## Begin
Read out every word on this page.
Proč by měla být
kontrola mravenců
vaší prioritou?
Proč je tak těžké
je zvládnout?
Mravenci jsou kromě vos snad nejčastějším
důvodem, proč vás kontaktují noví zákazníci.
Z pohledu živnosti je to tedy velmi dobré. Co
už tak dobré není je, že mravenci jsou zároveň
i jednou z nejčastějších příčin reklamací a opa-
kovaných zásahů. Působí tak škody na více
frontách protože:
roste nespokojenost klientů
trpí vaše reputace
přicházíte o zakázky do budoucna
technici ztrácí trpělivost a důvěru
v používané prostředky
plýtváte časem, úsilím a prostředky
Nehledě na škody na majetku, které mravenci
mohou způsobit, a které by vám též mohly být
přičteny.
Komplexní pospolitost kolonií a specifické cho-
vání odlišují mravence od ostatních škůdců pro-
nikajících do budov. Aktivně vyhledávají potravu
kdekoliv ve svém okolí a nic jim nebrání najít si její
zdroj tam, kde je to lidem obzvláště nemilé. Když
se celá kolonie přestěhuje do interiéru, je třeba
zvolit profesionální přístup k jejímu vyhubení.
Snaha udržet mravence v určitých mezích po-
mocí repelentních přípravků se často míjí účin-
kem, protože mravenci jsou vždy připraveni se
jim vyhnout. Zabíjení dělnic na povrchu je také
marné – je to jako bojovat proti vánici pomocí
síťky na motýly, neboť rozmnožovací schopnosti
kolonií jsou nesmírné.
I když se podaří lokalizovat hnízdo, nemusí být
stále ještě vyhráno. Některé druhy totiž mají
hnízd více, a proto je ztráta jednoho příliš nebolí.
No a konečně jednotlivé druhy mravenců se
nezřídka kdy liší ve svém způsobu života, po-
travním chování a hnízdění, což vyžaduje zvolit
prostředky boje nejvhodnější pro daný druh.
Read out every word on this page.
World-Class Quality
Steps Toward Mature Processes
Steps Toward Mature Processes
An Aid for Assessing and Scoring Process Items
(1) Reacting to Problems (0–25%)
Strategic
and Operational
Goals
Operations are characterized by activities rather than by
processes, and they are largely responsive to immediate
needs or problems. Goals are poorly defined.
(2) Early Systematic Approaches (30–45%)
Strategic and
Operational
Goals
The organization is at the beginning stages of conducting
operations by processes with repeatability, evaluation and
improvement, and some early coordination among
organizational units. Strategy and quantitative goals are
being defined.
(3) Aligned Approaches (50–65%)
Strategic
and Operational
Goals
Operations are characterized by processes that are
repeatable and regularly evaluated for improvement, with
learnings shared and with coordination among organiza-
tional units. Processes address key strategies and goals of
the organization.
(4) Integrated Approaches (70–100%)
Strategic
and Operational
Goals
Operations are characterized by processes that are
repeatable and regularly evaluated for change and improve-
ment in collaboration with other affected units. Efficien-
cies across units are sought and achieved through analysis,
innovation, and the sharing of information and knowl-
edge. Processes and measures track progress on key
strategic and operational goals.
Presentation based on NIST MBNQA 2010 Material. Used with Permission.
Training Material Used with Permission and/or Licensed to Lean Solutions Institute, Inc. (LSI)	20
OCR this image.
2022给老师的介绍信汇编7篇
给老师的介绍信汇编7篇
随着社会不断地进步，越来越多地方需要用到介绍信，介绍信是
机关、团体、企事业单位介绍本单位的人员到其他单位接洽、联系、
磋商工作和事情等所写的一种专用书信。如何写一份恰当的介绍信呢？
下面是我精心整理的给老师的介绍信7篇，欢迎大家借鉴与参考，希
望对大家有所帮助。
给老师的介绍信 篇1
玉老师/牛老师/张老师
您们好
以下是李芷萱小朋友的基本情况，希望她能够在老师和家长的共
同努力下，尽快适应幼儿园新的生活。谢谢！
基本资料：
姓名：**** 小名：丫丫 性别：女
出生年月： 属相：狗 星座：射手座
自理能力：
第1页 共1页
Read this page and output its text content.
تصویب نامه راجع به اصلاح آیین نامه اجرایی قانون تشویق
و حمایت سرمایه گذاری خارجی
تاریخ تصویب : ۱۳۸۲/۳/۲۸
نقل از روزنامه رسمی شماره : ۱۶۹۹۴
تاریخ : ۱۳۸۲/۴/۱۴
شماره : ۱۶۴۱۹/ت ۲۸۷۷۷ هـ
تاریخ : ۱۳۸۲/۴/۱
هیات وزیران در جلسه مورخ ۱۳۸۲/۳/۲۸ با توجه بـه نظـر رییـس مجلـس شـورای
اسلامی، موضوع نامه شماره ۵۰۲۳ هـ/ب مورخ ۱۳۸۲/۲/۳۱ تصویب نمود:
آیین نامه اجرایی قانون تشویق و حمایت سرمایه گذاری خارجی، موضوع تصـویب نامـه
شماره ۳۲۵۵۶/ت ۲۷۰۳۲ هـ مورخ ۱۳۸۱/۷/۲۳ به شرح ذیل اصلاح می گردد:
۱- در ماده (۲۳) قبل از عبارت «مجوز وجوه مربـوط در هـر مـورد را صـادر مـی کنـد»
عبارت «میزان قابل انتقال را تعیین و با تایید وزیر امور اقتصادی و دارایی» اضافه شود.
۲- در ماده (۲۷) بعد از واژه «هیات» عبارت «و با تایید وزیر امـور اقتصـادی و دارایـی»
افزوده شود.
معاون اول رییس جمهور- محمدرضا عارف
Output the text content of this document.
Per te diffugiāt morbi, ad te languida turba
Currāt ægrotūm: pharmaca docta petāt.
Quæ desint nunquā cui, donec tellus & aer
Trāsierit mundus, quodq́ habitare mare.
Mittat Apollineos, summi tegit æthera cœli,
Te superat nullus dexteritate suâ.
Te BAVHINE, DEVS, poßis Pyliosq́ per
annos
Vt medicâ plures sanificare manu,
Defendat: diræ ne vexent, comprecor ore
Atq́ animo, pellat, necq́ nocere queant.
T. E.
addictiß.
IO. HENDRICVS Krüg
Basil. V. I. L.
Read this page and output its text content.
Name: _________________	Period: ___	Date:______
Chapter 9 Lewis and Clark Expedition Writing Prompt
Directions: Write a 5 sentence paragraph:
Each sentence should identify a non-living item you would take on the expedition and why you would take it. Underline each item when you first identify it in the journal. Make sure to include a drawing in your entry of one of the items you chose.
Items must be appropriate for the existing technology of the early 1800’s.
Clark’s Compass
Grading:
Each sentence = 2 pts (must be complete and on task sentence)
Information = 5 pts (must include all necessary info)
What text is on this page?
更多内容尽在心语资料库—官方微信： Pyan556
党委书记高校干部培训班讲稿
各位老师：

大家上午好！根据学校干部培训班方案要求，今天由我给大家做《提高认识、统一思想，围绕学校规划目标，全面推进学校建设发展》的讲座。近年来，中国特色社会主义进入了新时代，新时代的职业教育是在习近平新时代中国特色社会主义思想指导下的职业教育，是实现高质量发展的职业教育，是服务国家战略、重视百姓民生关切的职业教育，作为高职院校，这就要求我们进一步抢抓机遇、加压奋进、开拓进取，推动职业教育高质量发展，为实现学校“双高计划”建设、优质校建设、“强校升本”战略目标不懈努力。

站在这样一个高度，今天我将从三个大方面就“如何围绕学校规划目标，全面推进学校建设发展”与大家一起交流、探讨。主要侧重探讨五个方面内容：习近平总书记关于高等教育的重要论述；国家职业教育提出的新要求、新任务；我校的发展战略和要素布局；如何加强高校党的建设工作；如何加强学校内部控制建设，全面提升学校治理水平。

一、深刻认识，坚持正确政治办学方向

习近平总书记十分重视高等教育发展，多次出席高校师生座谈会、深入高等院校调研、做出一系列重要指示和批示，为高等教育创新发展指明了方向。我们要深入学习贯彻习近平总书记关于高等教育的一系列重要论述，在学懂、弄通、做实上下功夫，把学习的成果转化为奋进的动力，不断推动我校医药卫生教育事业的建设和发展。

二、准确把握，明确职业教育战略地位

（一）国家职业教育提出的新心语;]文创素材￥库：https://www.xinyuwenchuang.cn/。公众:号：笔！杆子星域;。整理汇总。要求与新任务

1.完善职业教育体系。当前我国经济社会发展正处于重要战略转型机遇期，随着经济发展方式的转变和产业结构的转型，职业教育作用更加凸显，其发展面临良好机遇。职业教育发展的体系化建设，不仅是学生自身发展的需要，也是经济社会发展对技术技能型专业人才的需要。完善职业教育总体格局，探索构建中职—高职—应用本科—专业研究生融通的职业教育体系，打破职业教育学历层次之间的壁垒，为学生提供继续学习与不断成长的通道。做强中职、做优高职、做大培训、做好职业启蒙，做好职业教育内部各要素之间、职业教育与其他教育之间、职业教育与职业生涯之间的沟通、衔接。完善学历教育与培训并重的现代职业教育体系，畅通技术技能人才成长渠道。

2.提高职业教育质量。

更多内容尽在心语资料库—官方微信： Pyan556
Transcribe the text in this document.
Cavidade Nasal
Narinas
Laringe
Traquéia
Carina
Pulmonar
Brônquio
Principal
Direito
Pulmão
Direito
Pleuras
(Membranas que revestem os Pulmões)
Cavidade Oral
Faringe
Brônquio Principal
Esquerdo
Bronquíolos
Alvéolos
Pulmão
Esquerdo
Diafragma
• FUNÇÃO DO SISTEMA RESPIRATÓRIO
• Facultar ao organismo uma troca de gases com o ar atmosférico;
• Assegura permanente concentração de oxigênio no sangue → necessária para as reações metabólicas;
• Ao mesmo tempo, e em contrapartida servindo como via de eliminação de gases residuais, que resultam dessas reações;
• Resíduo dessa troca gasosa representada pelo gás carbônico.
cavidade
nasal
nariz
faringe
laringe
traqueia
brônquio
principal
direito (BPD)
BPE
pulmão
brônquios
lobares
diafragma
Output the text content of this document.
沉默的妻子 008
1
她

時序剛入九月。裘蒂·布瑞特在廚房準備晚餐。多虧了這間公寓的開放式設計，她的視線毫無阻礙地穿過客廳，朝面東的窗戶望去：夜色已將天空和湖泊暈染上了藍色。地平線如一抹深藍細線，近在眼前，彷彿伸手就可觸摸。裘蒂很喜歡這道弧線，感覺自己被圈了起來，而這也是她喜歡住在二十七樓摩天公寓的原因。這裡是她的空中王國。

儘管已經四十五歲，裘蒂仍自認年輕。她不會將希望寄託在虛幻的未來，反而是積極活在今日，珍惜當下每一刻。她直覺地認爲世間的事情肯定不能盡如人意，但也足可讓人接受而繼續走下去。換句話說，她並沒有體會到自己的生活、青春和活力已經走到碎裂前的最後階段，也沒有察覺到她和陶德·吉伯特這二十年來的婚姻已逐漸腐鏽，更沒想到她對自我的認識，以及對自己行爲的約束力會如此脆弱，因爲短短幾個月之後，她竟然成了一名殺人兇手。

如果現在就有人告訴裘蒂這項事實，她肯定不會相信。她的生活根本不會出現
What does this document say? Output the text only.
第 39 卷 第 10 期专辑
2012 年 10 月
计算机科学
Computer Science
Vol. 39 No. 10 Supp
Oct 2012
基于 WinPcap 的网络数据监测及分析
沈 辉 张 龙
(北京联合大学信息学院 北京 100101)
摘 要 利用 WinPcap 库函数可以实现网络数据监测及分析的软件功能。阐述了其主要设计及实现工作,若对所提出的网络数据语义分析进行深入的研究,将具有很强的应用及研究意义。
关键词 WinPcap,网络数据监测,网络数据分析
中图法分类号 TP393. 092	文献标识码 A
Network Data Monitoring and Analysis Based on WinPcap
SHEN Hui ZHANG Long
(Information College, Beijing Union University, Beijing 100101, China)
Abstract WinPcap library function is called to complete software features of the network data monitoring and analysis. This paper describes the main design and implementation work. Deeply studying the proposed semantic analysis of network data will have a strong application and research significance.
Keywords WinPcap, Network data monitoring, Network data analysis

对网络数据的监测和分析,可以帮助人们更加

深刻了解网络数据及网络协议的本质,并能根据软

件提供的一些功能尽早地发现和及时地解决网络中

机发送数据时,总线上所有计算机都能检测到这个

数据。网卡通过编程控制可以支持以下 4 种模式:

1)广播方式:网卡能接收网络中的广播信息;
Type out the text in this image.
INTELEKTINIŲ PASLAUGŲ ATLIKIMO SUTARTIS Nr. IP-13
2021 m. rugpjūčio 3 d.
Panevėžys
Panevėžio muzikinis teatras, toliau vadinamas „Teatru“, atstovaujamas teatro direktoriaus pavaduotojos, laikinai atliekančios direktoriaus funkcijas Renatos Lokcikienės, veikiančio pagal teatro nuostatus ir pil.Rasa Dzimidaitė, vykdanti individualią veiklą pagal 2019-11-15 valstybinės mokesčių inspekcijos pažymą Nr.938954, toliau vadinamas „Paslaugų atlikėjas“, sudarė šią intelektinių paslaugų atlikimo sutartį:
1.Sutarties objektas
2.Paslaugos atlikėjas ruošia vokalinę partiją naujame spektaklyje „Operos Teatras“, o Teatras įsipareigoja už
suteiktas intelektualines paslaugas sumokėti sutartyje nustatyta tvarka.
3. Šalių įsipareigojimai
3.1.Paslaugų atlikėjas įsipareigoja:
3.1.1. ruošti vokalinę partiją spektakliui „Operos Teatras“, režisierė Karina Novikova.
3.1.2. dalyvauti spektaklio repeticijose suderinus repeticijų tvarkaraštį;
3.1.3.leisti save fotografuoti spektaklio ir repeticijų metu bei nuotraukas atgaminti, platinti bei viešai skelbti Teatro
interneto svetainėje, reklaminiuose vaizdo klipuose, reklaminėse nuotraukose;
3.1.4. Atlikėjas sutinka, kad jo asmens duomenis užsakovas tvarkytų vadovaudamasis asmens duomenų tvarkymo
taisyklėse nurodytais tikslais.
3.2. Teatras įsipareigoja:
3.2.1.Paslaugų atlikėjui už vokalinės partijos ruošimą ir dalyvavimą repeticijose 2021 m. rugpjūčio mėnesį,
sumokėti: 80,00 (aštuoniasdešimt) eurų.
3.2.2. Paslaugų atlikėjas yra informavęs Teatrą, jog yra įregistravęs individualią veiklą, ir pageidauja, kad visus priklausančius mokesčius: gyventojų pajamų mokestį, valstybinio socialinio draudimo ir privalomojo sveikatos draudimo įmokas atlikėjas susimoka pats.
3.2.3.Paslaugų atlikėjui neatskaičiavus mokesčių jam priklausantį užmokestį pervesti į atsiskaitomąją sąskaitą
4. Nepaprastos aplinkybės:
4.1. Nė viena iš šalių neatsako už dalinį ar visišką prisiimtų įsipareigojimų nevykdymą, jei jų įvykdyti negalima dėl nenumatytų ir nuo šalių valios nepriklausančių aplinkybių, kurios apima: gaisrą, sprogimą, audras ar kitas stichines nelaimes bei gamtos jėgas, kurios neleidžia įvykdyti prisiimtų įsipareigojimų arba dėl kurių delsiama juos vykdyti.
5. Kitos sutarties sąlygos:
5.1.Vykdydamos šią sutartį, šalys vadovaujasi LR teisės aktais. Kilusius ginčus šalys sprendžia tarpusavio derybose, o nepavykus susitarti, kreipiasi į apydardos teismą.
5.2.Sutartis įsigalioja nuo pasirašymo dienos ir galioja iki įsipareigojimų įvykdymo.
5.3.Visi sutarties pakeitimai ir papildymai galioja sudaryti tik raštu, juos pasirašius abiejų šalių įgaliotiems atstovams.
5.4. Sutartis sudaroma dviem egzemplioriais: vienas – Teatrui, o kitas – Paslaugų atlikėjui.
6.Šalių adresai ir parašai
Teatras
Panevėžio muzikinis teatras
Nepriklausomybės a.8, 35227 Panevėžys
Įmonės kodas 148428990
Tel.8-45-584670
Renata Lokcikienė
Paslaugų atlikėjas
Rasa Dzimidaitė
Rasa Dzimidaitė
## End
In how many lines does the word "image" appear? Respond with the number alone.

2